• _TASK BRIEF_: Count each line in which the word "TradeNavigator" appears. Reply with the total and nothing more.

──────── DATA SUPPLIED ────────

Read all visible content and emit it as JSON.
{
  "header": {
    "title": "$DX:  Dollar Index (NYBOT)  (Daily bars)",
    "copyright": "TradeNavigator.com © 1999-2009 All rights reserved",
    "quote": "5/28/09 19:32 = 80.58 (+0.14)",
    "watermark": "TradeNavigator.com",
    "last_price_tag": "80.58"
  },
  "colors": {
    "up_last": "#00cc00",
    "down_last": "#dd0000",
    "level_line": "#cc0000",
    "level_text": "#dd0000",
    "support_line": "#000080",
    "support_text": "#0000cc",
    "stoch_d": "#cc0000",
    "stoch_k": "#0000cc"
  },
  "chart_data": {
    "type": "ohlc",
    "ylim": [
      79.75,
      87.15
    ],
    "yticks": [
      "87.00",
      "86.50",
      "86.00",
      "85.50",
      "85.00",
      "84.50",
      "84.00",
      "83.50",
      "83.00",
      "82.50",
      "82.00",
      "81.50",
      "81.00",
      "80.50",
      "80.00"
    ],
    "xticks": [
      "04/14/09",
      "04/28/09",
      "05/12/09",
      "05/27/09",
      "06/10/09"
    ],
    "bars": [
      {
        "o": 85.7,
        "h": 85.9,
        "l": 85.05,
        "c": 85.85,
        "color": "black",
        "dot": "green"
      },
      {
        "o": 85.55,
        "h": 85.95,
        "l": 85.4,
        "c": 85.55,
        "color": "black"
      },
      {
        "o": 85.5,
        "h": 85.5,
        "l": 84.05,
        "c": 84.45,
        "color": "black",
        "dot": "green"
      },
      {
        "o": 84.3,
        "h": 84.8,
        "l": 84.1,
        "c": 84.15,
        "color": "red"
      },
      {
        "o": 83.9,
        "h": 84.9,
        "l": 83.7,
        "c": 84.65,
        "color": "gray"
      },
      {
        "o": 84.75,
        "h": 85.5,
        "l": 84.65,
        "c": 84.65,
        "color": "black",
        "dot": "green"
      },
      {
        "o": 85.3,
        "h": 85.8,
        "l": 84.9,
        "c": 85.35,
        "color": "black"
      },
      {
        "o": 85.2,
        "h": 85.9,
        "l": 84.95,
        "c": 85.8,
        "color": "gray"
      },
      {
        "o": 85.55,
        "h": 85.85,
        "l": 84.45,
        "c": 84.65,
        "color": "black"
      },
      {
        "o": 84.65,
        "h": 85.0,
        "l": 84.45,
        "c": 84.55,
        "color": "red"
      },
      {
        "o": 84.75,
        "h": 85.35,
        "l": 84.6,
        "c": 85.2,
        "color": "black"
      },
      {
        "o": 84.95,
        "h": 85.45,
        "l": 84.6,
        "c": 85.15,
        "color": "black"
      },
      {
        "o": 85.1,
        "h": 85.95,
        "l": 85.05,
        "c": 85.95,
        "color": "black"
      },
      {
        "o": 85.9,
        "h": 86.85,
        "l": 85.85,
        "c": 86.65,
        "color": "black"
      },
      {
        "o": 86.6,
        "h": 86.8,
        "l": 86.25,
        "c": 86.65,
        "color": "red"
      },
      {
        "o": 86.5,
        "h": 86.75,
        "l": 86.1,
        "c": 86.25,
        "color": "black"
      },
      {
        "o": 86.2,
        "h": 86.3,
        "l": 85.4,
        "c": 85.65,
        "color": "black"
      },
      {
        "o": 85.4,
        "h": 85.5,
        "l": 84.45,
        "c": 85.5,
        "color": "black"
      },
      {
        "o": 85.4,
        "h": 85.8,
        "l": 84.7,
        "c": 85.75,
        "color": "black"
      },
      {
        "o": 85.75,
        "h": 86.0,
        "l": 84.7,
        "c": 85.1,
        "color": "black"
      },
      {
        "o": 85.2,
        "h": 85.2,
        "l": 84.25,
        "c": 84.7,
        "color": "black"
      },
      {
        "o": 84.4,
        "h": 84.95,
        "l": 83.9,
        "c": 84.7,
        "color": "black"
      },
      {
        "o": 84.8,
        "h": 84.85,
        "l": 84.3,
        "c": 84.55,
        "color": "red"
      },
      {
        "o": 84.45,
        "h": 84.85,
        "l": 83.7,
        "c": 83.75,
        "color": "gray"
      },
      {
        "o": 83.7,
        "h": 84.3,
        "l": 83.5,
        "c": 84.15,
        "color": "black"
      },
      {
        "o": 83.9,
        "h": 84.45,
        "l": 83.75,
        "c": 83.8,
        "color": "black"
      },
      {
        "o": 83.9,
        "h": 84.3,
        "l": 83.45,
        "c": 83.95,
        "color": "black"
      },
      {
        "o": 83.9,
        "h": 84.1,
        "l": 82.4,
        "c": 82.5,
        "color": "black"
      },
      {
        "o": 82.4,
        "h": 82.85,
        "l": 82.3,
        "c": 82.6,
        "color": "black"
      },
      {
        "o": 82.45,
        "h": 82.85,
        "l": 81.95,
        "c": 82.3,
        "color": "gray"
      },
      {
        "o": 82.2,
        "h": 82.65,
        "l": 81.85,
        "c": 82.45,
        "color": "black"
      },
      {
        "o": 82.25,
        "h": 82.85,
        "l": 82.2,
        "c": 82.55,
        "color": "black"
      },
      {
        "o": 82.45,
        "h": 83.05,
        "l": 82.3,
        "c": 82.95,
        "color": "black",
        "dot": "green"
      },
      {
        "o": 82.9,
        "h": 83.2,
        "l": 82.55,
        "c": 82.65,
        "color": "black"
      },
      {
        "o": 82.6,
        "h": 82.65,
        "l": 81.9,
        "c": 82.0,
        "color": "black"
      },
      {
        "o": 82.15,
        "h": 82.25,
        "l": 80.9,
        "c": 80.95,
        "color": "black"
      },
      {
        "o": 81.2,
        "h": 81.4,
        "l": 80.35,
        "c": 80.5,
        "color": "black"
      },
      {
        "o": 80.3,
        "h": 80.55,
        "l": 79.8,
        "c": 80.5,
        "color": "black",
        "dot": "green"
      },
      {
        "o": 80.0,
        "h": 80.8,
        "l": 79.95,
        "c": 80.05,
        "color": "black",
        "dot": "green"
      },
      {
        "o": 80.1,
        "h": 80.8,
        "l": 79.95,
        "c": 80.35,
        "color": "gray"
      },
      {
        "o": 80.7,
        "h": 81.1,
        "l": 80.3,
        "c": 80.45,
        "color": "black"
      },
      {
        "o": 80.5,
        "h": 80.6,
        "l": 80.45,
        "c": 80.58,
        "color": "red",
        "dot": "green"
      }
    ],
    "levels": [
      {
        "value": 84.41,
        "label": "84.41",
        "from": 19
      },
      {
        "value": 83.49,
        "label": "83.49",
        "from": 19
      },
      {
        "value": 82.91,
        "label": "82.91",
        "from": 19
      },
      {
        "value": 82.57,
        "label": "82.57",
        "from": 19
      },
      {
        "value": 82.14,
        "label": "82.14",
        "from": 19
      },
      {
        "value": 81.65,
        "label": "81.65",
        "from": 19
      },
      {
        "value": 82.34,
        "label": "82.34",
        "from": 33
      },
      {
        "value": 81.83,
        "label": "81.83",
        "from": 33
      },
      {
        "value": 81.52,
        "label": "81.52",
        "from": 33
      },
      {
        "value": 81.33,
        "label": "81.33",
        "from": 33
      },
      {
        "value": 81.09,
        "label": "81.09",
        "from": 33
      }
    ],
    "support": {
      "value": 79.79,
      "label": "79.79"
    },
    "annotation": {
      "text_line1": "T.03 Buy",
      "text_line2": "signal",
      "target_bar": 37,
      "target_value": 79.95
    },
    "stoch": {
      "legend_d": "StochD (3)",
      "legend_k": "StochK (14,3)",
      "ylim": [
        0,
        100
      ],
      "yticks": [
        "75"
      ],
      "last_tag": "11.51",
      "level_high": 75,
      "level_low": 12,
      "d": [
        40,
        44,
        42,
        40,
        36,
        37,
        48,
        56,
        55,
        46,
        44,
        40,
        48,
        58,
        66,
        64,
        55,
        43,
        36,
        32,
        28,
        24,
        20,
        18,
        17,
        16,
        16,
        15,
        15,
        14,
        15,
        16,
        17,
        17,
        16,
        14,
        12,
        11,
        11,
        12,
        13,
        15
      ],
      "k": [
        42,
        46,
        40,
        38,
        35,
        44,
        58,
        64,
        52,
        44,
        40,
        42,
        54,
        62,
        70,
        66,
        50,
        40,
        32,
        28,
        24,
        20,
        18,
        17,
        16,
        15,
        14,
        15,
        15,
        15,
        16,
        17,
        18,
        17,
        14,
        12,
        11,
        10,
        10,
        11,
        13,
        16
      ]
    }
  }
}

────────

• _RESULT OF THE EXERCISE_: 2